**REQUIREMENT**
All of the data needs to be repeated exactly.

++++++++++

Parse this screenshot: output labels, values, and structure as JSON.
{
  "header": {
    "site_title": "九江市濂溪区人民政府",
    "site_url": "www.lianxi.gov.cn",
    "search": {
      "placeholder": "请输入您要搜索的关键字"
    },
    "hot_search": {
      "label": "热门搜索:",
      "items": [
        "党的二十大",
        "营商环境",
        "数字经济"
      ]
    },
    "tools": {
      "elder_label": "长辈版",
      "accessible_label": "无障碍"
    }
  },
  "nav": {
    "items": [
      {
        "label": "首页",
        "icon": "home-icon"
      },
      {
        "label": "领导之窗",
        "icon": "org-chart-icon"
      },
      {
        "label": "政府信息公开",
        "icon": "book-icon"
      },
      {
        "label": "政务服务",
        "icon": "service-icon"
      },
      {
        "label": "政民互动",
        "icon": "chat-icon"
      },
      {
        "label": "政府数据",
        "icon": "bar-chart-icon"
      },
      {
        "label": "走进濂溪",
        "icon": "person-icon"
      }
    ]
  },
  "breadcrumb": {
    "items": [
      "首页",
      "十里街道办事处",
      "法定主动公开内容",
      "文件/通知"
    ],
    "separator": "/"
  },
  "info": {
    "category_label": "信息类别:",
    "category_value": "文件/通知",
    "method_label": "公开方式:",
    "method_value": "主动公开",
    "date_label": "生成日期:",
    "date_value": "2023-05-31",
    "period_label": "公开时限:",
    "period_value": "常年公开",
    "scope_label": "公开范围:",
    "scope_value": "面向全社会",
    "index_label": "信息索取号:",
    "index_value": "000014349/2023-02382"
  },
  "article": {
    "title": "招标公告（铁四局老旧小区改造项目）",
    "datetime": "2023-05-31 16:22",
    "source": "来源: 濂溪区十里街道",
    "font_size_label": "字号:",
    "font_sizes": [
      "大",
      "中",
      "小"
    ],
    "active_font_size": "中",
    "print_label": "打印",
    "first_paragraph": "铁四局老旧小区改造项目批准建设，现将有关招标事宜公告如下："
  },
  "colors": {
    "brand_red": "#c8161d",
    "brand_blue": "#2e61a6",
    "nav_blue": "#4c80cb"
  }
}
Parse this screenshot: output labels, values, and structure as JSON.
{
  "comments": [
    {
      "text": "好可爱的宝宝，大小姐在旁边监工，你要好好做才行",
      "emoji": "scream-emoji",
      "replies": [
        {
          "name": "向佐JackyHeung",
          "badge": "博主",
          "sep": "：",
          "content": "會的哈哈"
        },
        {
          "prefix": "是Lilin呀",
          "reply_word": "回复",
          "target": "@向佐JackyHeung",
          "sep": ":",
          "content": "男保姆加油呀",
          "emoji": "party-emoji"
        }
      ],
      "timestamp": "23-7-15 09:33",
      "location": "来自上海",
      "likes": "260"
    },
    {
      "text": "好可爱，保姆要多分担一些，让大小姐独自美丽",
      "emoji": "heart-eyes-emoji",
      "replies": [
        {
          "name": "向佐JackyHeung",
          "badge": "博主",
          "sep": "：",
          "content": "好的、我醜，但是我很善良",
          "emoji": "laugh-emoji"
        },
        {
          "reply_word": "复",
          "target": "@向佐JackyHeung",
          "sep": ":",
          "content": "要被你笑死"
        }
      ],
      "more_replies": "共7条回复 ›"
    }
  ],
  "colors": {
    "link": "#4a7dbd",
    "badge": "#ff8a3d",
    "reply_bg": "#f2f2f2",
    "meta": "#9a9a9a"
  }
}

++++++++++

**RESULT**
Parse this screenshot: output labels, values, and structure as JSON.
{
  "header": {
    "site_title": "九江市濂溪区人民政府",
    "site_url": "www.lianxi.gov.cn",
    "search": {
      "placeholder": "请输入您要搜索的关键字"
    },
    "hot_search": {
      "label": "热门搜索:",
      "items": [
        "党的二十大",
        "营商环境",
        "数字经济"
      ]
    },
    "tools": {
      "elder_label": "长辈版",
      "accessible_label": "无障碍"
    }
  },
  "nav": {
    "items": [
      {
        "label": "首页",
        "icon": "home-icon"
      },
      {
        "label": "领导之窗",
        "icon": "org-chart-icon"
      },
      {
        "label": "政府信息公开",
        "icon": "book-icon"
      },
      {
        "label": "政务服务",
        "icon": "service-icon"
      },
      {
        "label": "政民互动",
        "icon": "chat-icon"
      },
      {
        "label": "政府数据",
        "icon": "bar-chart-icon"
      },
      {
        "label": "走进濂溪",
        "icon": "person-icon"
      }
    ]
  },
  "breadcrumb": {
    "items": [
      "首页",
      "十里街道办事处",
      "法定主动公开内容",
      "文件/通知"
    ],
    "separator": "/"
  },
  "info": {
    "category_label": "信息类别:",
    "category_value": "文件/通知",
    "method_label": "公开方式:",
    "method_value": "主动公开",
    "date_label": "生成日期:",
    "date_value": "2023-05-31",
    "period_label": "公开时限:",
    "period_value": "常年公开",
    "scope_label": "公开范围:",
    "scope_value": "面向全社会",
    "index_label": "信息索取号:",
    "index_value": "000014349/2023-02382"
  },
  "article": {
    "title": "招标公告（铁四局老旧小区改造项目）",
    "datetime": "2023-05-31 16:22",
    "source": "来源: 濂溪区十里街道",
    "font_size_label": "字号:",
    "font_sizes": [
      "大",
      "中",
      "小"
    ],
    "active_font_size": "中",
    "print_label": "打印",
    "first_paragraph": "铁四局老旧小区改造项目批准建设，现将有关招标事宜公告如下："
  },
  "colors": {
    "brand_red": "#c8161d",
    "brand_blue": "#2e61a6",
    "nav_blue": "#4c80cb"
  }
}
Parse this screenshot: output labels, values, and structure as JSON.
{
  "comments": [
    {
      "text": "好可爱的宝宝，大小姐在旁边监工，你要好好做才行",
      "emoji": "scream-emoji",
      "replies": [
        {
          "name": "向佐JackyHeung",
          "badge": "博主",
          "sep": "：",
          "content": "會的哈哈"
        },
        {
          "prefix": "是Lilin呀",
          "reply_word": "回复",
          "target": "@向佐JackyHeung",
          "sep": ":",
          "content": "男保姆加油呀",
          "emoji": "party-emoji"
        }
      ],
      "timestamp": "23-7-15 09:33",
      "location": "来自上海",
      "likes": "260"
    },
    {
      "text": "好可爱，保姆要多分担一些，让大小姐独自美丽",
      "emoji": "heart-eyes-emoji",
      "replies": [
        {
          "name": "向佐JackyHeung",
          "badge": "博主",
          "sep": "：",
          "content": "好的、我醜，但是我很善良",
          "emoji": "laugh-emoji"
        },
        {
          "reply_word": "复",
          "target": "@向佐JackyHeung",
          "sep": ":",
          "content": "要被你笑死"
        }
      ],
      "more_replies": "共7条回复 ›"
    }
  ],
  "colors": {
    "link": "#4a7dbd",
    "badge": "#ff8a3d",
    "reply_bg": "#f2f2f2",
    "meta": "#9a9a9a"
  }
}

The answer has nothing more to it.